### Task objective
Reproduce the listing below without any change.

### Data for the task
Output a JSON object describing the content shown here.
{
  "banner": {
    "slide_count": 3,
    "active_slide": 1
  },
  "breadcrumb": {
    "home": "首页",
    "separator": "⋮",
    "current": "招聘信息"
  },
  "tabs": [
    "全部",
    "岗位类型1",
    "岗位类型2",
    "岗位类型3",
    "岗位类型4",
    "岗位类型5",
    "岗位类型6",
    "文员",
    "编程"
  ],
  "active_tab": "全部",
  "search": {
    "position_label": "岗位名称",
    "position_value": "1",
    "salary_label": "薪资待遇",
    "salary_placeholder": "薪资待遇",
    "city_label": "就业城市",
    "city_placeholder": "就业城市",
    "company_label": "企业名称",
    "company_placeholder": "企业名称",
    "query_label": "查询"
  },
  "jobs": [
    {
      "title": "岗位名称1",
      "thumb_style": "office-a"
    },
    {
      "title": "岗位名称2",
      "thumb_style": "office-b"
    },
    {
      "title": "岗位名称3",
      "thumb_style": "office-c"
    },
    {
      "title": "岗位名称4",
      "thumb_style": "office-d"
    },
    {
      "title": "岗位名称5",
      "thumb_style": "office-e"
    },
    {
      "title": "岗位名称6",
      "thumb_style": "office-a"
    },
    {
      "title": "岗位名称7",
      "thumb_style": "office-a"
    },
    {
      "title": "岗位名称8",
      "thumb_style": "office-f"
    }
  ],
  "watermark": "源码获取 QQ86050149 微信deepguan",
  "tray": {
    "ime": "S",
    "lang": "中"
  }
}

### Exercise answer
Output a JSON object describing the content shown here.
{
  "banner": {
    "slide_count": 3,
    "active_slide": 1
  },
  "breadcrumb": {
    "home": "首页",
    "separator": "⋮",
    "current": "招聘信息"
  },
  "tabs": [
    "全部",
    "岗位类型1",
    "岗位类型2",
    "岗位类型3",
    "岗位类型4",
    "岗位类型5",
    "岗位类型6",
    "文员",
    "编程"
  ],
  "active_tab": "全部",
  "search": {
    "position_label": "岗位名称",
    "position_value": "1",
    "salary_label": "薪资待遇",
    "salary_placeholder": "薪资待遇",
    "city_label": "就业城市",
    "city_placeholder": "就业城市",
    "company_label": "企业名称",
    "company_placeholder": "企业名称",
    "query_label": "查询"
  },
  "jobs": [
    {
      "title": "岗位名称1",
      "thumb_style": "office-a"
    },
    {
      "title": "岗位名称2",
      "thumb_style": "office-b"
    },
    {
      "title": "岗位名称3",
      "thumb_style": "office-c"
    },
    {
      "title": "岗位名称4",
      "thumb_style": "office-d"
    },
    {
      "title": "岗位名称5",
      "thumb_style": "office-e"
    },
    {
      "title": "岗位名称6",
      "thumb_style": "office-a"
    },
    {
      "title": "岗位名称7",
      "thumb_style": "office-a"
    },
    {
      "title": "岗位名称8",
      "thumb_style": "office-f"
    }
  ],
  "watermark": "源码获取 QQ86050149 微信deepguan",
  "tray": {
    "ime": "S",
    "lang": "中"
  }
}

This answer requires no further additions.